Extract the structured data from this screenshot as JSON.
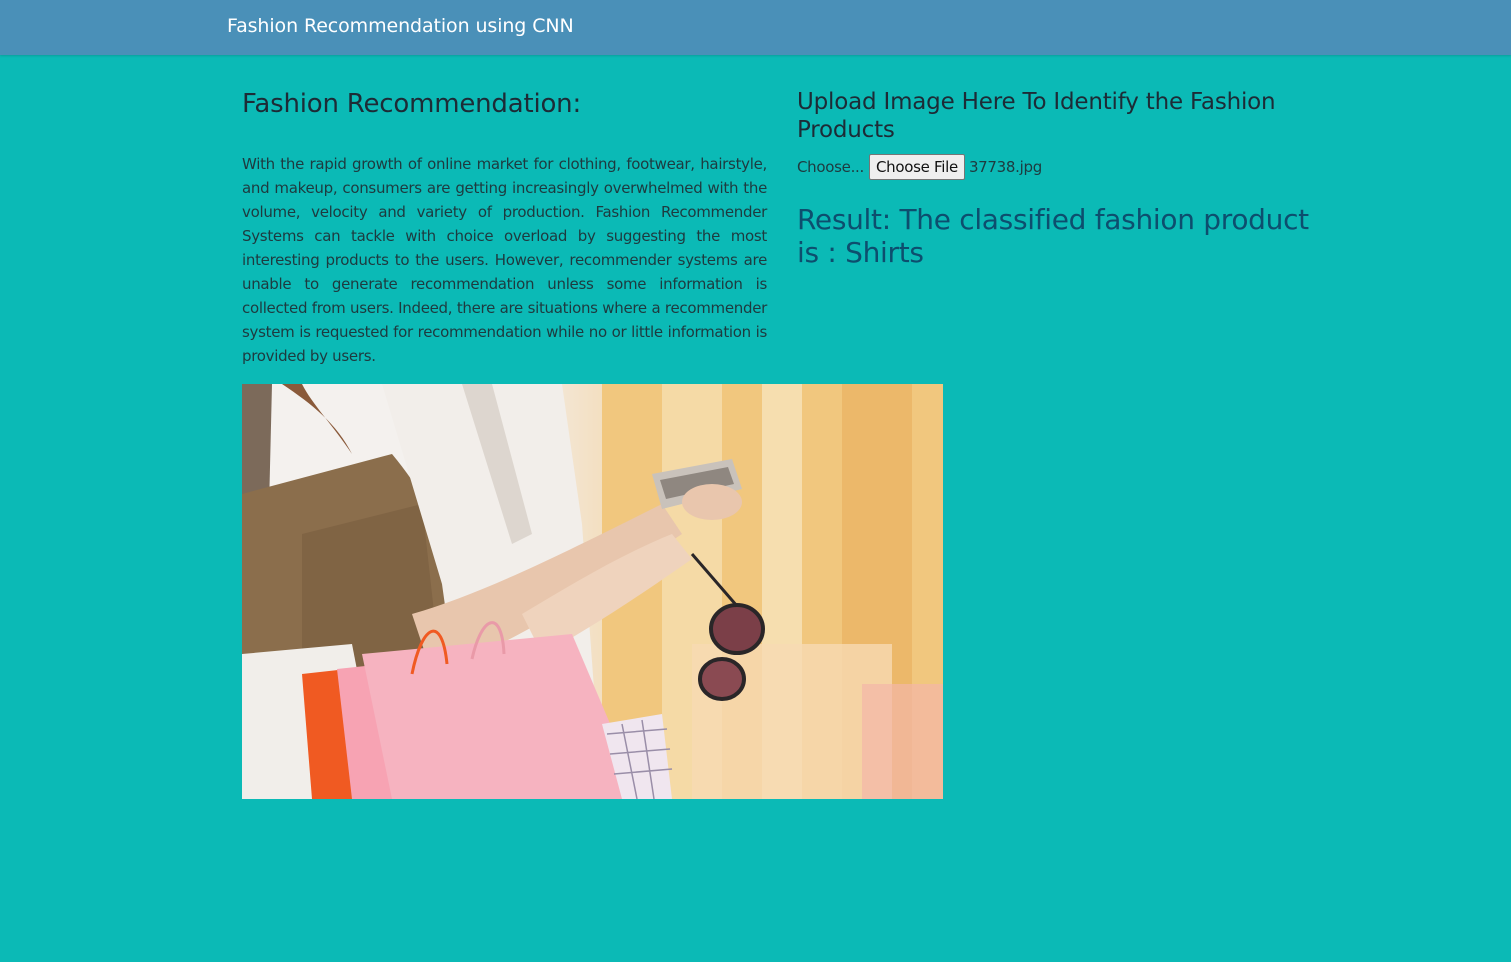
{
  "navbar": {
    "brand": "Fashion Recommendation using CNN"
  },
  "intro": {
    "title": "Fashion Recommendation:",
    "description": "With the rapid growth of online market for clothing, footwear, hairstyle, and makeup, consumers are getting increasingly overwhelmed with the volume, velocity and variety of production. Fashion Recommender Systems can tackle with choice overload by suggesting the most interesting products to the users. However, recommender systems are unable to generate recommendation unless some information is collected from users. Indeed, there are situations where a recommender system is requested for recommendation while no or little information is provided by users."
  },
  "upload": {
    "title": "Upload Image Here To Identify the Fashion Products",
    "choose_label": "Choose...",
    "button_label": "Choose File",
    "file_name": "37738.jpg"
  },
  "result": {
    "text": "Result: The classified fashion product is : Shirts"
  },
  "hero_image": {
    "icon": "shopping-woman-photo"
  },
  "colors": {
    "background": "#0bbab6",
    "navbar": "#4a90b8",
    "result_text": "#0d4e6e"
  }
}
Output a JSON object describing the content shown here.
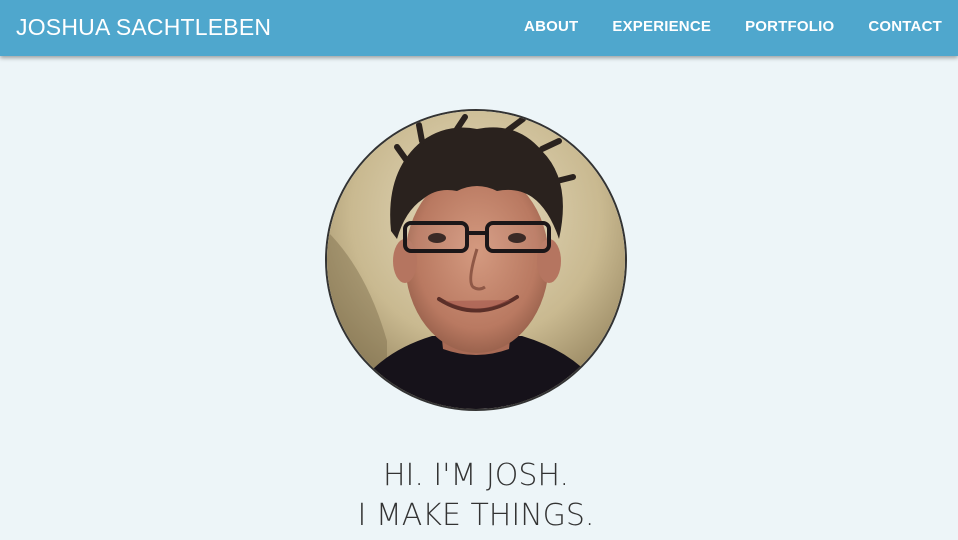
{
  "header": {
    "brand": "JOSHUA SACHTLEBEN",
    "nav": [
      {
        "label": "ABOUT"
      },
      {
        "label": "EXPERIENCE"
      },
      {
        "label": "PORTFOLIO"
      },
      {
        "label": "CONTACT"
      }
    ]
  },
  "hero": {
    "line1": "HI. I'M JOSH.",
    "line2": "I MAKE THINGS."
  },
  "colors": {
    "navbar": "#4fa7cd",
    "background": "#edf5f8",
    "text": "#333333"
  }
}
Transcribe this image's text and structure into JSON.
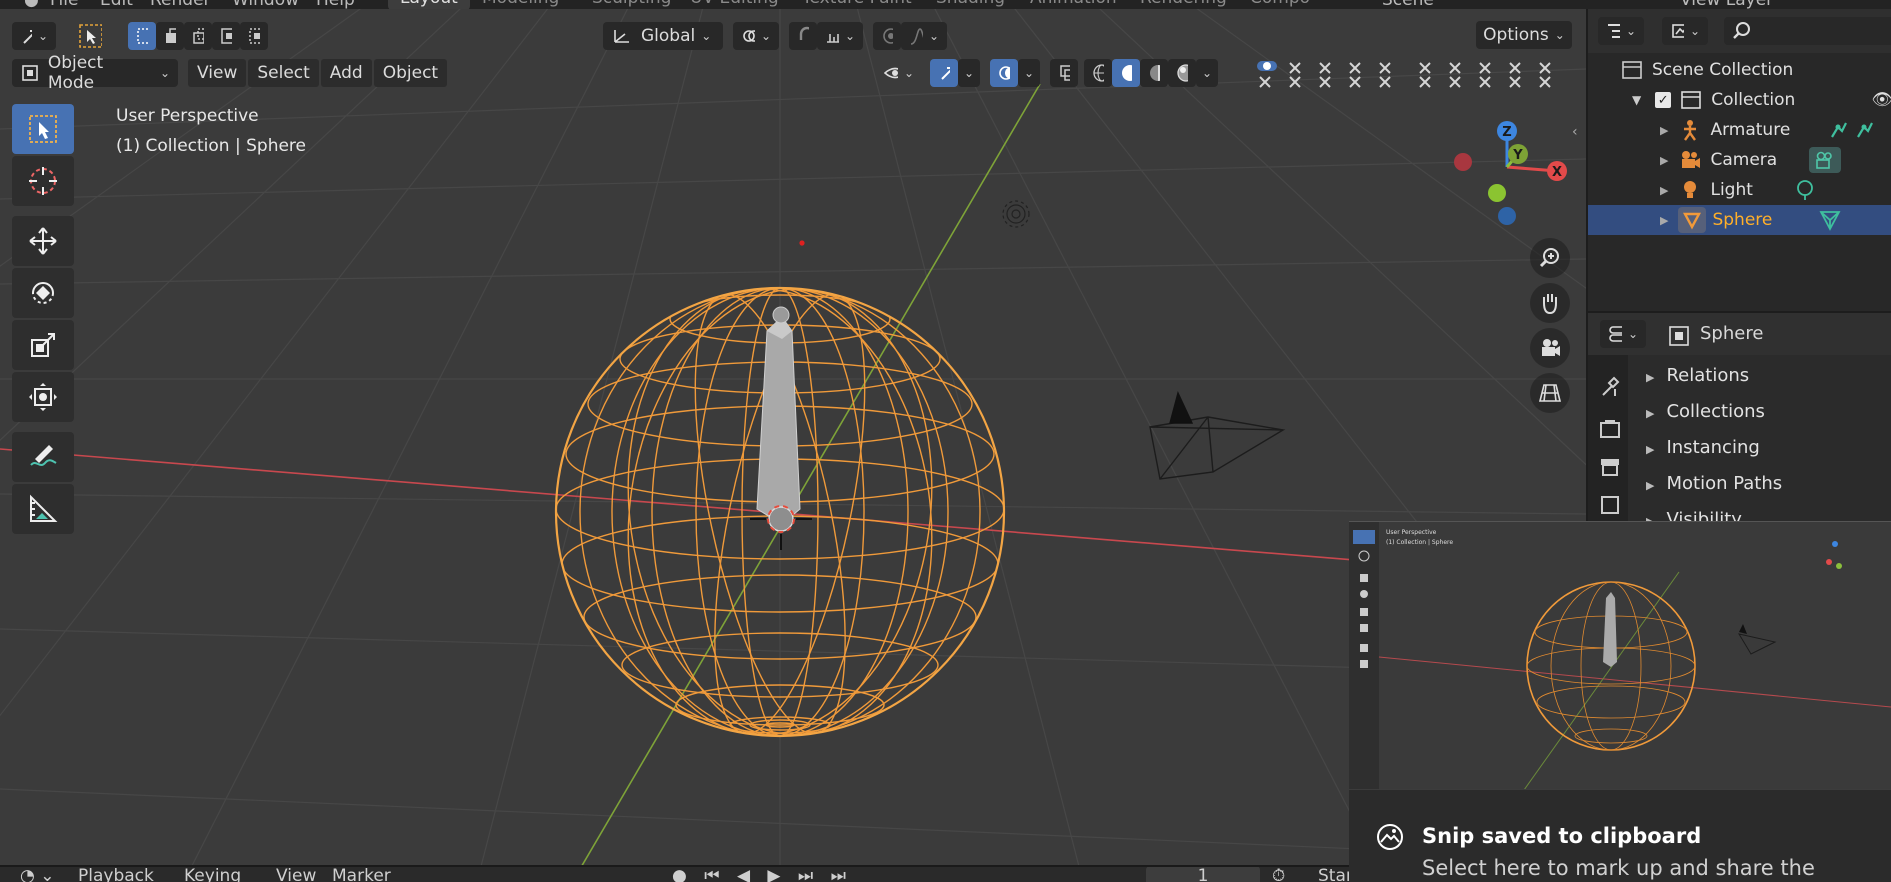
{
  "top_menu": {
    "items": [
      "File",
      "Edit",
      "Render",
      "Window",
      "Help"
    ],
    "workspace_tabs": [
      "Layout",
      "Modeling",
      "Sculpting",
      "UV Editing",
      "Texture Paint",
      "Shading",
      "Animation",
      "Rendering",
      "Compo"
    ],
    "active_tab": "Layout",
    "scene": "Scene",
    "view_layer": "View Layer"
  },
  "viewport_header": {
    "transform_orientation": "Global",
    "options_label": "Options",
    "mode": "Object Mode",
    "menus": [
      "View",
      "Select",
      "Add",
      "Object"
    ]
  },
  "viewport_overlay": {
    "perspective": "User Perspective",
    "context": "(1) Collection | Sphere"
  },
  "gizmo": {
    "x": "X",
    "y": "Y",
    "z": "Z"
  },
  "outliner": {
    "root": "Scene Collection",
    "collection": "Collection",
    "items": [
      {
        "label": "Armature",
        "icon": "armature-icon",
        "color": "#e58b3a"
      },
      {
        "label": "Camera",
        "icon": "camera-icon",
        "color": "#e58b3a"
      },
      {
        "label": "Light",
        "icon": "light-icon",
        "color": "#e58b3a"
      },
      {
        "label": "Sphere",
        "icon": "mesh-icon",
        "color": "#e58b3a",
        "selected": true
      }
    ]
  },
  "properties": {
    "object_name": "Sphere",
    "sections": [
      "Relations",
      "Collections",
      "Instancing",
      "Motion Paths",
      "Visibility"
    ]
  },
  "timeline": {
    "menus": [
      "Playback",
      "Keying",
      "View",
      "Marker"
    ],
    "frame": "1",
    "start_label": "Star"
  },
  "thumbnail": {
    "perspective": "User Perspective",
    "context": "(1) Collection | Sphere"
  },
  "toast": {
    "title": "Snip saved to clipboard",
    "subtitle": "Select here to mark up and share the"
  },
  "colors": {
    "accent_blue": "#4772b3",
    "selection_orange": "#ffaf29",
    "wire_orange": "#f09a3a",
    "grid_bg": "#3b3b3b",
    "x_axis": "#c8484e",
    "y_axis": "#7ea338"
  }
}
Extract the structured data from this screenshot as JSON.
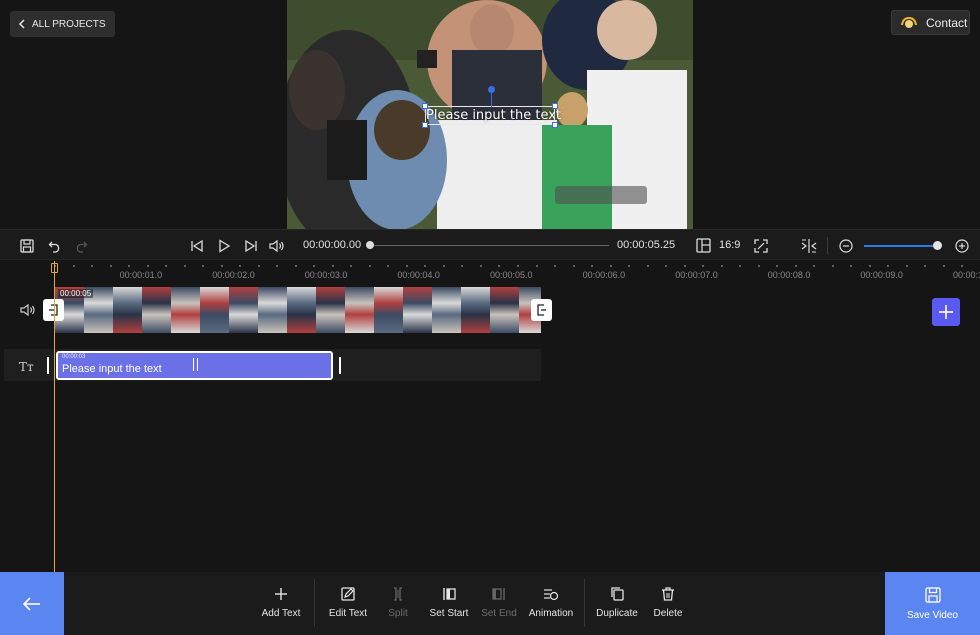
{
  "header": {
    "back_label": "ALL PROJECTS",
    "contact_label": "Contact"
  },
  "preview": {
    "overlay_text": "Please input the text"
  },
  "playback": {
    "current_time": "00:00:00.00",
    "total_time": "00:00:05.25",
    "aspect_ratio": "16:9",
    "progress": 0
  },
  "timeline": {
    "ruler_labels": [
      "00:00:01.0",
      "00:00:02.0",
      "00:00:03.0",
      "00:00:04.0",
      "00:00:05.0",
      "00:00:06.0",
      "00:00:07.0",
      "00:00:08.0",
      "00:00:09.0",
      "00:00:1"
    ],
    "video_clip_timestamp": "00:00:05",
    "text_clip": {
      "timestamp": "00:00:03",
      "label": "Please input the text"
    }
  },
  "toolbar": {
    "tools": [
      {
        "label": "Add Text",
        "icon": "plus-icon",
        "enabled": true
      },
      {
        "label": "Edit Text",
        "icon": "edit-icon",
        "enabled": true
      },
      {
        "label": "Split",
        "icon": "split-icon",
        "enabled": false
      },
      {
        "label": "Set Start",
        "icon": "set-start-icon",
        "enabled": true
      },
      {
        "label": "Set End",
        "icon": "set-end-icon",
        "enabled": false
      },
      {
        "label": "Animation",
        "icon": "animation-icon",
        "enabled": true
      },
      {
        "label": "Duplicate",
        "icon": "duplicate-icon",
        "enabled": true
      },
      {
        "label": "Delete",
        "icon": "trash-icon",
        "enabled": true
      }
    ],
    "save_label": "Save Video"
  },
  "colors": {
    "accent": "#5b86f2",
    "text_clip": "#6b70e6",
    "playhead": "#e2a53a",
    "add_clip": "#5a5af0"
  }
}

What is needed: Scan the listing above and copy all lines containing the word "brand".

Written answer:
    "brand": "Fashion Recommendation using CNN"
    "brand": "JOSHUA SACHTLEBEN",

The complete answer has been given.